**Aim**
Below is a listing. Gather each line of it that contains "certain".
-- Begin --
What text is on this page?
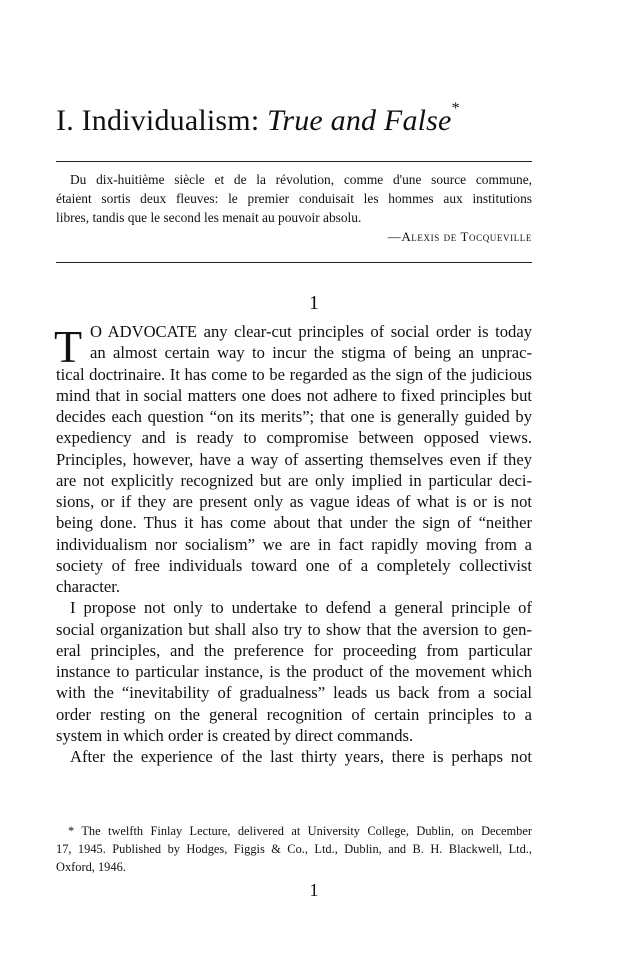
I. Individualism: True and False*
Du dix-huitième siècle et de la révolution, comme d'une source commune,
étaient sortis deux fleuves: le premier conduisait les hommes aux institutions
libres, tandis que le second les menait au pouvoir absolu.
—Alexis de Tocqueville
1
T O ADVOCATE any clear-cut principles of social order is today
an almost certain way to incur the stigma of being an unprac-
tical doctrinaire. It has come to be regarded as the sign of the judicious
mind that in social matters one does not adhere to fixed principles but
decides each question “on its merits”; that one is generally guided by
expediency and is ready to compromise between opposed views.
Principles, however, have a way of asserting themselves even if they
are not explicitly recognized but are only implied in particular deci-
sions, or if they are present only as vague ideas of what is or is not
being done. Thus it has come about that under the sign of “neither
individualism nor socialism” we are in fact rapidly moving from a
society of free individuals toward one of a completely collectivist
character.
I propose not only to undertake to defend a general principle of
social organization but shall also try to show that the aversion to gen-
eral principles, and the preference for proceeding from particular
instance to particular instance, is the product of the movement which
with the “inevitability of gradualness” leads us back from a social
order resting on the general recognition of certain principles to a
system in which order is created by direct commands.
After the experience of the last thirty years, there is perhaps not
* The twelfth Finlay Lecture, delivered at University College, Dublin, on December
17, 1945. Published by Hodges, Figgis & Co., Ltd., Dublin, and B. H. Blackwell, Ltd.,
Oxford, 1946.
1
-- End --
**Task solution**
an almost certain way to incur the stigma of being an unprac-
order resting on the general recognition of certain principles to a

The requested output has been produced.